**What the task requires:** Repeat the material verbatim. Images are excluded from the copy.
─── Data shown
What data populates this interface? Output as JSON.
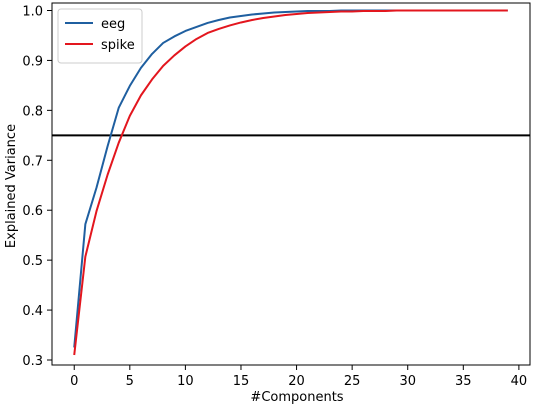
{
  "chart_data": {
    "type": "line",
    "title": "",
    "xlabel": "#Components",
    "ylabel": "Explained Variance",
    "xlim": [
      -2,
      41
    ],
    "ylim": [
      0.29,
      1.015
    ],
    "xticks": [
      "0",
      "5",
      "10",
      "15",
      "20",
      "25",
      "30",
      "35",
      "40"
    ],
    "yticks": [
      "0.3",
      "0.4",
      "0.5",
      "0.6",
      "0.7",
      "0.8",
      "0.9",
      "1.0"
    ],
    "grid": false,
    "legend": "top-left",
    "hline": 0.75,
    "hline_color": "#000000",
    "x": [
      0,
      1,
      2,
      3,
      4,
      5,
      6,
      7,
      8,
      9,
      10,
      11,
      12,
      13,
      14,
      15,
      16,
      17,
      18,
      19,
      20,
      21,
      22,
      23,
      24,
      25,
      26,
      27,
      28,
      29,
      30,
      31,
      32,
      33,
      34,
      35,
      36,
      37,
      38,
      39
    ],
    "series": [
      {
        "name": "eeg",
        "color": "#1f5fa0",
        "values": [
          0.325,
          0.572,
          0.645,
          0.728,
          0.805,
          0.849,
          0.885,
          0.913,
          0.935,
          0.948,
          0.959,
          0.967,
          0.975,
          0.981,
          0.986,
          0.989,
          0.992,
          0.994,
          0.996,
          0.997,
          0.998,
          0.999,
          0.999,
          0.999,
          1.0,
          1.0,
          1.0,
          1.0,
          1.0,
          1.0,
          1.0,
          1.0,
          1.0,
          1.0,
          1.0,
          1.0,
          1.0,
          1.0,
          1.0,
          1.0
        ]
      },
      {
        "name": "spike",
        "color": "#e3161e",
        "values": [
          0.31,
          0.507,
          0.598,
          0.671,
          0.735,
          0.789,
          0.83,
          0.862,
          0.889,
          0.91,
          0.928,
          0.943,
          0.955,
          0.963,
          0.97,
          0.976,
          0.981,
          0.985,
          0.988,
          0.991,
          0.993,
          0.995,
          0.996,
          0.997,
          0.998,
          0.998,
          0.999,
          0.999,
          0.999,
          1.0,
          1.0,
          1.0,
          1.0,
          1.0,
          1.0,
          1.0,
          1.0,
          1.0,
          1.0,
          1.0
        ]
      }
    ]
  }
}
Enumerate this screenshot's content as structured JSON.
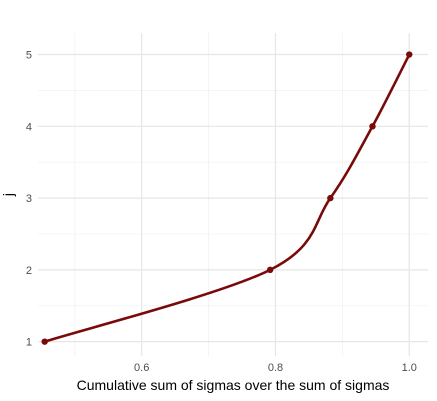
{
  "chart_data": {
    "type": "line",
    "title": "",
    "xlabel": "Cumulative sum of sigmas over the sum of sigmas",
    "ylabel": "j",
    "xlim": [
      0.445,
      1.028
    ],
    "ylim": [
      0.8,
      5.3
    ],
    "x_ticks": [
      0.6,
      0.8,
      1.0
    ],
    "x_tick_labels": [
      "0.6",
      "0.8",
      "1.0"
    ],
    "y_ticks": [
      1,
      2,
      3,
      4,
      5
    ],
    "y_tick_labels": [
      "1",
      "2",
      "3",
      "4",
      "5"
    ],
    "grid": true,
    "series": [
      {
        "color": "#7a0a0a",
        "curve": "smooth",
        "points": [
          {
            "x": 0.455,
            "y": 1
          },
          {
            "x": 0.792,
            "y": 2
          },
          {
            "x": 0.882,
            "y": 3
          },
          {
            "x": 0.945,
            "y": 4
          },
          {
            "x": 1.0,
            "y": 5
          }
        ]
      }
    ]
  }
}
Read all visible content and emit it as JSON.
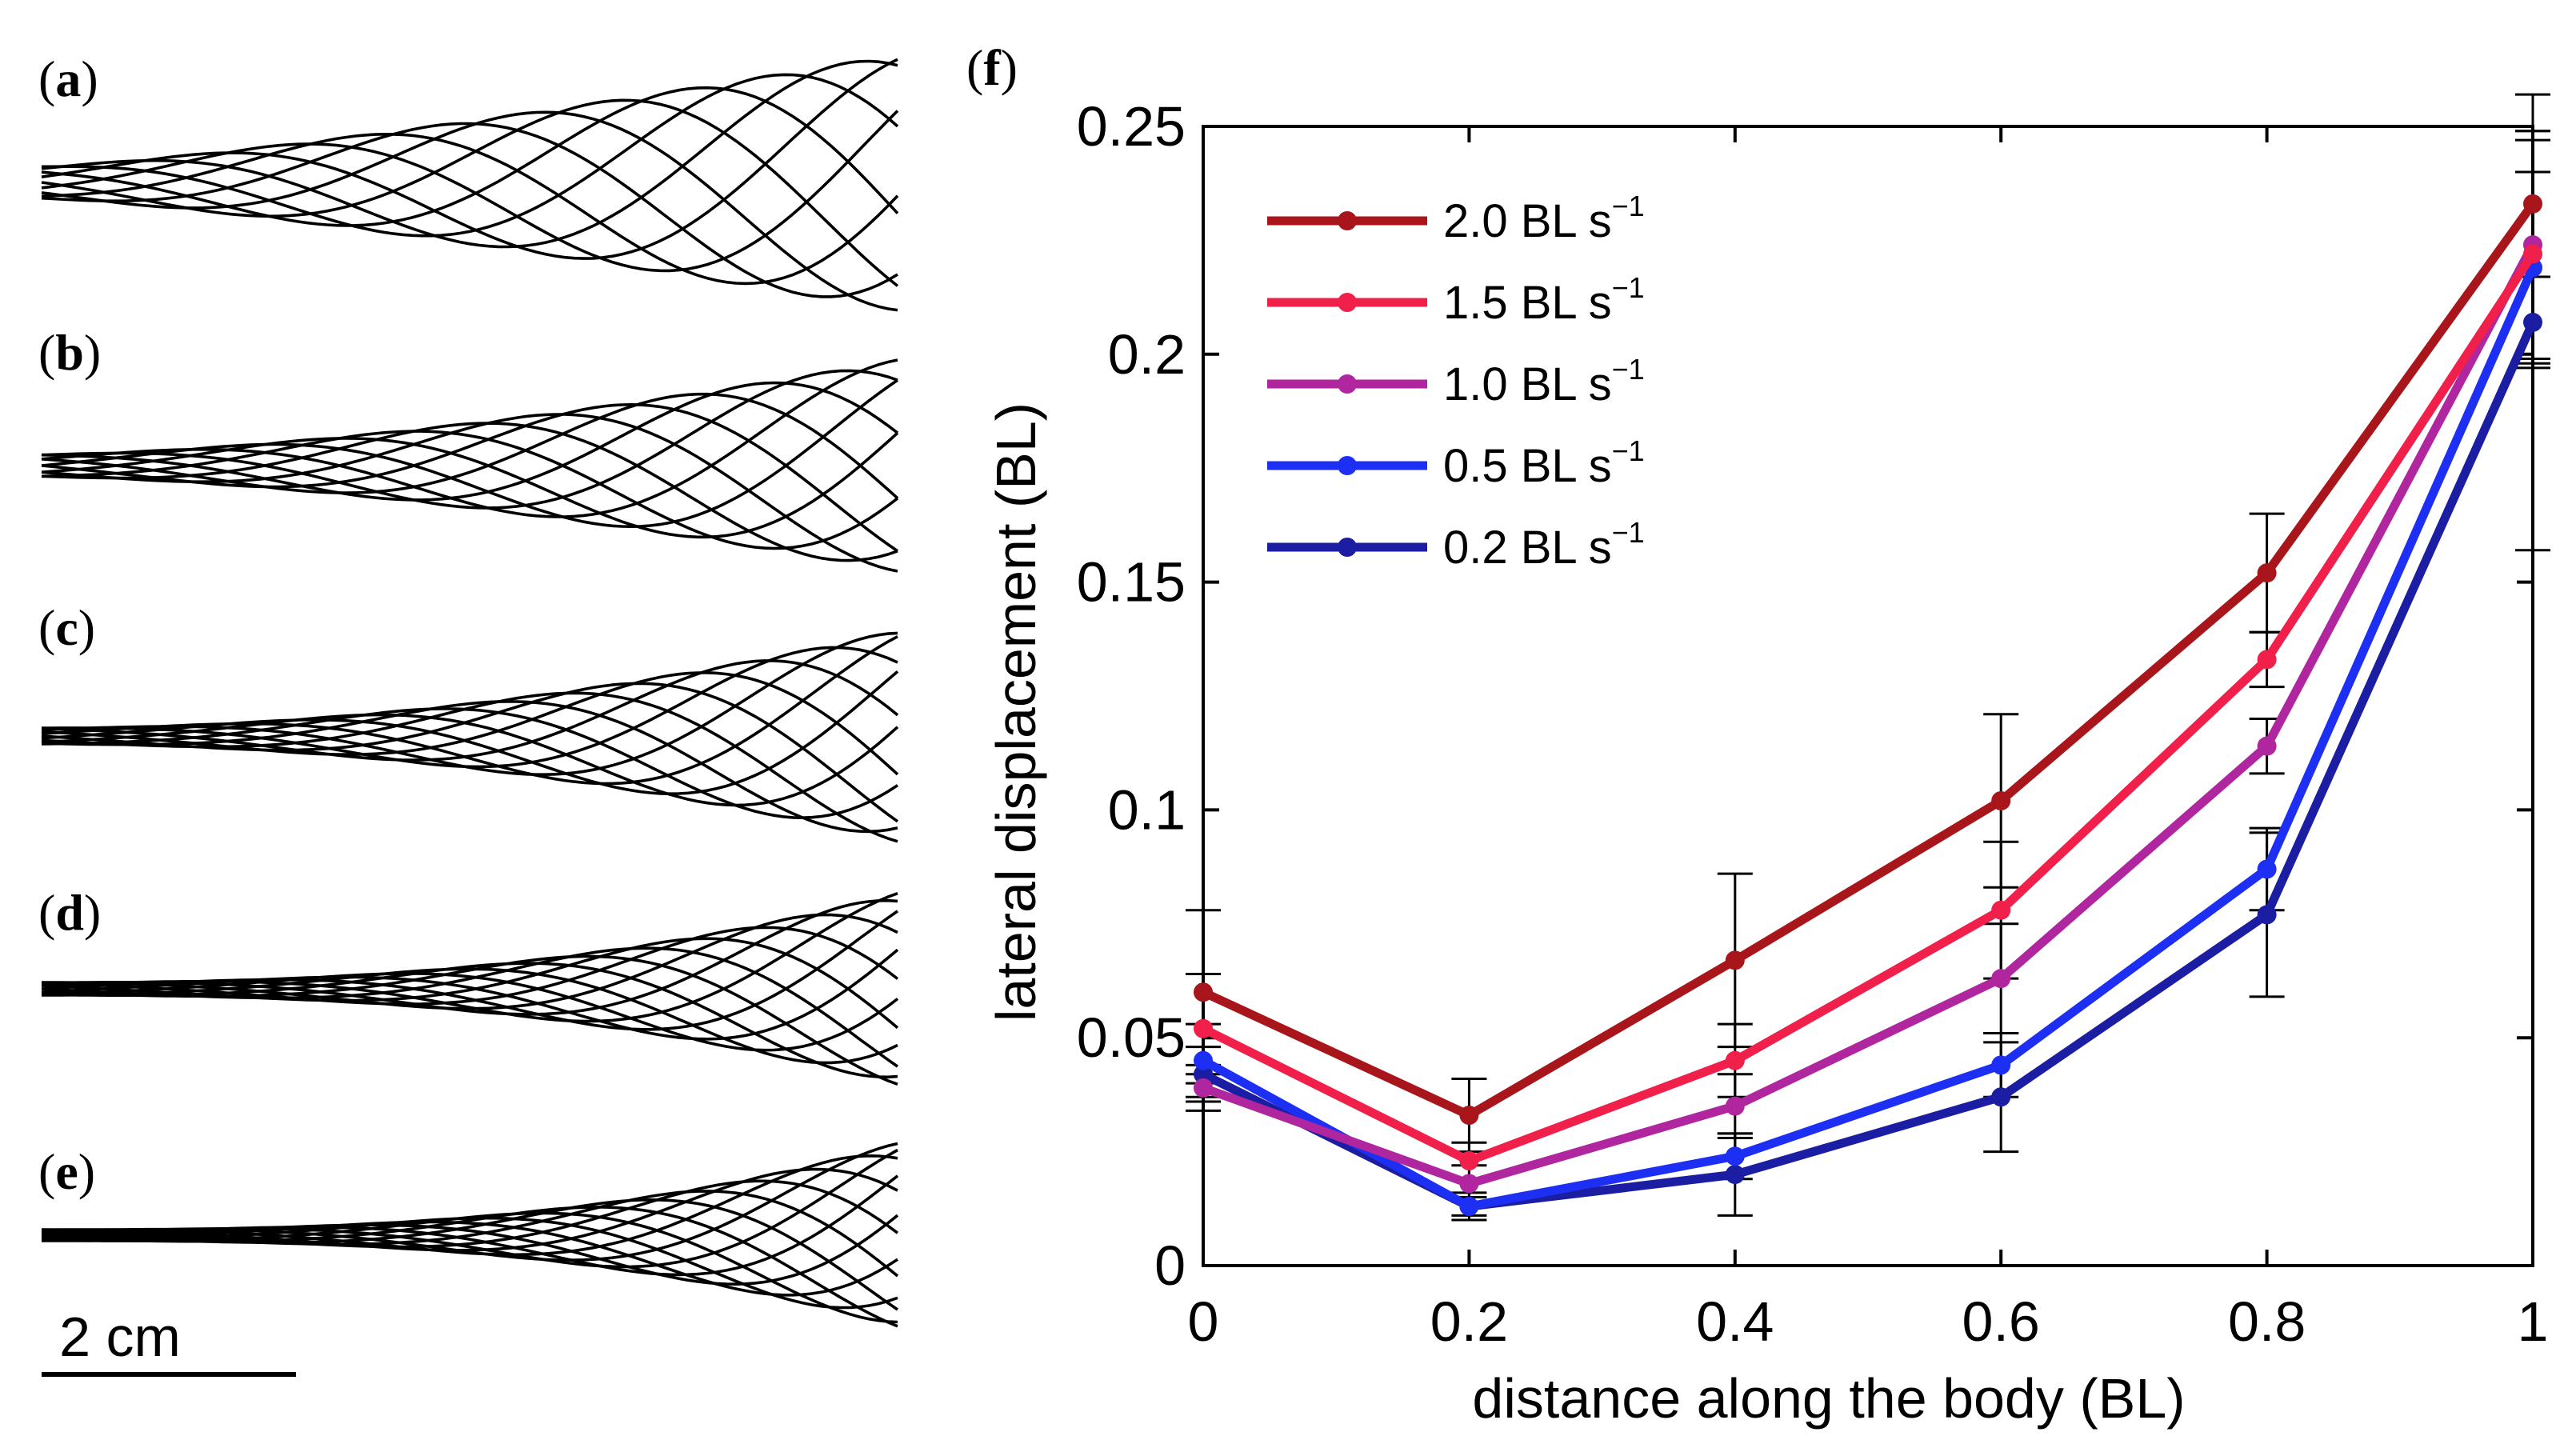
{
  "panels": {
    "labels": [
      "a",
      "b",
      "c",
      "d",
      "e"
    ],
    "main_label": "f",
    "scale_bar": "2 cm"
  },
  "colors": {
    "s20": "#a8161c",
    "s15": "#f0204a",
    "s10": "#b0269f",
    "s05": "#1c2ff2",
    "s02": "#1b1ea2"
  },
  "chart_data": {
    "type": "line",
    "title": "",
    "xlabel": "distance along the body (BL)",
    "ylabel": "lateral displacement (BL)",
    "xlim": [
      0,
      1
    ],
    "ylim": [
      0,
      0.25
    ],
    "x": [
      0,
      0.2,
      0.4,
      0.6,
      0.8,
      1
    ],
    "x_tick_labels": [
      "0",
      "0.2",
      "0.4",
      "0.6",
      "0.8",
      "1"
    ],
    "y_ticks": [
      0,
      0.05,
      0.1,
      0.15,
      0.2,
      0.25
    ],
    "y_tick_labels": [
      "0",
      "0.05",
      "0.1",
      "0.15",
      "0.2",
      "0.25"
    ],
    "legend_position": "top-left",
    "series": [
      {
        "name": "2.0 BL s",
        "sup": "−1",
        "color_key": "s20",
        "values": [
          0.06,
          0.033,
          0.067,
          0.102,
          0.152,
          0.233
        ],
        "errors": [
          0.018,
          0.008,
          0.019,
          0.019,
          0.013,
          0.016
        ]
      },
      {
        "name": "1.5 BL s",
        "sup": "−1",
        "color_key": "s15",
        "values": [
          0.052,
          0.023,
          0.045,
          0.078,
          0.133,
          0.222
        ],
        "errors": [
          0.012,
          0.004,
          0.008,
          0.015,
          0.006,
          0.025
        ]
      },
      {
        "name": "1.0 BL s",
        "sup": "−1",
        "color_key": "s10",
        "values": [
          0.039,
          0.018,
          0.035,
          0.063,
          0.114,
          0.224
        ],
        "errors": [
          0.005,
          0.004,
          0.007,
          0.012,
          0.006,
          0.025
        ]
      },
      {
        "name": "0.5 BL s",
        "sup": "−1",
        "color_key": "s05",
        "values": [
          0.045,
          0.013,
          0.024,
          0.044,
          0.087,
          0.219
        ],
        "errors": [
          0.008,
          0.003,
          0.005,
          0.007,
          0.009,
          0.021
        ]
      },
      {
        "name": "0.2 BL s",
        "sup": "−1",
        "color_key": "s02",
        "values": [
          0.042,
          0.013,
          0.02,
          0.037,
          0.077,
          0.207
        ],
        "errors": [
          0.006,
          0.002,
          0.009,
          0.012,
          0.018,
          0.05
        ]
      }
    ]
  }
}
──────
**Finished answer:**
What data populates this interface? Output as JSON.
{
  "chart_data": {
    "type": "line",
    "title": "",
    "xlabel": "#Components",
    "ylabel": "Explained Variance",
    "xlim": [
      -2,
      41
    ],
    "ylim": [
      0.29,
      1.015
    ],
    "xticks": [
      "0",
      "5",
      "10",
      "15",
      "20",
      "25",
      "30",
      "35",
      "40"
    ],
    "yticks": [
      "0.3",
      "0.4",
      "0.5",
      "0.6",
      "0.7",
      "0.8",
      "0.9",
      "1.0"
    ],
    "grid": false,
    "legend": "top-left",
    "hline": 0.75,
    "hline_color": "#000000",
    "x": [
      0,
      1,
      2,
      3,
      4,
      5,
      6,
      7,
      8,
      9,
      10,
      11,
      12,
      13,
      14,
      15,
      16,
      17,
      18,
      19,
      20,
      21,
      22,
      23,
      24,
      25,
      26,
      27,
      28,
      29,
      30,
      31,
      32,
      33,
      34,
      35,
      36,
      37,
      38,
      39
    ],
    "series": [
      {
        "name": "eeg",
        "color": "#1f5fa0",
        "values": [
          0.325,
          0.572,
          0.645,
          0.728,
          0.805,
          0.849,
          0.885,
          0.913,
          0.935,
          0.948,
          0.959,
          0.967,
          0.975,
          0.981,
          0.986,
          0.989,
          0.992,
          0.994,
          0.996,
          0.997,
          0.998,
          0.999,
          0.999,
          0.999,
          1.0,
          1.0,
          1.0,
          1.0,
          1.0,
          1.0,
          1.0,
          1.0,
          1.0,
          1.0,
          1.0,
          1.0,
          1.0,
          1.0,
          1.0,
          1.0
        ]
      },
      {
        "name": "spike",
        "color": "#e3161e",
        "values": [
          0.31,
          0.507,
          0.598,
          0.671,
          0.735,
          0.789,
          0.83,
          0.862,
          0.889,
          0.91,
          0.928,
          0.943,
          0.955,
          0.963,
          0.97,
          0.976,
          0.981,
          0.985,
          0.988,
          0.991,
          0.993,
          0.995,
          0.996,
          0.997,
          0.998,
          0.998,
          0.999,
          0.999,
          0.999,
          1.0,
          1.0,
          1.0,
          1.0,
          1.0,
          1.0,
          1.0,
          1.0,
          1.0,
          1.0,
          1.0
        ]
      }
    ]
  }
}
Enumerate this screenshot's content as structured JSON.
{
  "chart_data": {
    "type": "line",
    "title": "",
    "xlabel": "Cumulative sum of sigmas over the sum of sigmas",
    "ylabel": "j",
    "xlim": [
      0.445,
      1.028
    ],
    "ylim": [
      0.8,
      5.3
    ],
    "x_ticks": [
      0.6,
      0.8,
      1.0
    ],
    "x_tick_labels": [
      "0.6",
      "0.8",
      "1.0"
    ],
    "y_ticks": [
      1,
      2,
      3,
      4,
      5
    ],
    "y_tick_labels": [
      "1",
      "2",
      "3",
      "4",
      "5"
    ],
    "grid": true,
    "series": [
      {
        "color": "#7a0a0a",
        "curve": "smooth",
        "points": [
          {
            "x": 0.455,
            "y": 1
          },
          {
            "x": 0.792,
            "y": 2
          },
          {
            "x": 0.882,
            "y": 3
          },
          {
            "x": 0.945,
            "y": 4
          },
          {
            "x": 1.0,
            "y": 5
          }
        ]
      }
    ]
  }
}
Read all visible content and emit it as JSON.
{
  "panels": {
    "labels": [
      "a",
      "b",
      "c",
      "d",
      "e"
    ],
    "main_label": "f",
    "scale_bar": "2 cm"
  },
  "colors": {
    "s20": "#a8161c",
    "s15": "#f0204a",
    "s10": "#b0269f",
    "s05": "#1c2ff2",
    "s02": "#1b1ea2"
  },
  "chart_data": {
    "type": "line",
    "title": "",
    "xlabel": "distance along the body (BL)",
    "ylabel": "lateral displacement (BL)",
    "xlim": [
      0,
      1
    ],
    "ylim": [
      0,
      0.25
    ],
    "x": [
      0,
      0.2,
      0.4,
      0.6,
      0.8,
      1
    ],
    "x_tick_labels": [
      "0",
      "0.2",
      "0.4",
      "0.6",
      "0.8",
      "1"
    ],
    "y_ticks": [
      0,
      0.05,
      0.1,
      0.15,
      0.2,
      0.25
    ],
    "y_tick_labels": [
      "0",
      "0.05",
      "0.1",
      "0.15",
      "0.2",
      "0.25"
    ],
    "legend_position": "top-left",
    "series": [
      {
        "name": "2.0 BL s",
        "sup": "−1",
        "color_key": "s20",
        "values": [
          0.06,
          0.033,
          0.067,
          0.102,
          0.152,
          0.233
        ],
        "errors": [
          0.018,
          0.008,
          0.019,
          0.019,
          0.013,
          0.016
        ]
      },
      {
        "name": "1.5 BL s",
        "sup": "−1",
        "color_key": "s15",
        "values": [
          0.052,
          0.023,
          0.045,
          0.078,
          0.133,
          0.222
        ],
        "errors": [
          0.012,
          0.004,
          0.008,
          0.015,
          0.006,
          0.025
        ]
      },
      {
        "name": "1.0 BL s",
        "sup": "−1",
        "color_key": "s10",
        "values": [
          0.039,
          0.018,
          0.035,
          0.063,
          0.114,
          0.224
        ],
        "errors": [
          0.005,
          0.004,
          0.007,
          0.012,
          0.006,
          0.025
        ]
      },
      {
        "name": "0.5 BL s",
        "sup": "−1",
        "color_key": "s05",
        "values": [
          0.045,
          0.013,
          0.024,
          0.044,
          0.087,
          0.219
        ],
        "errors": [
          0.008,
          0.003,
          0.005,
          0.007,
          0.009,
          0.021
        ]
      },
      {
        "name": "0.2 BL s",
        "sup": "−1",
        "color_key": "s02",
        "values": [
          0.042,
          0.013,
          0.02,
          0.037,
          0.077,
          0.207
        ],
        "errors": [
          0.006,
          0.002,
          0.009,
          0.012,
          0.018,
          0.05
        ]
      }
    ]
  }
}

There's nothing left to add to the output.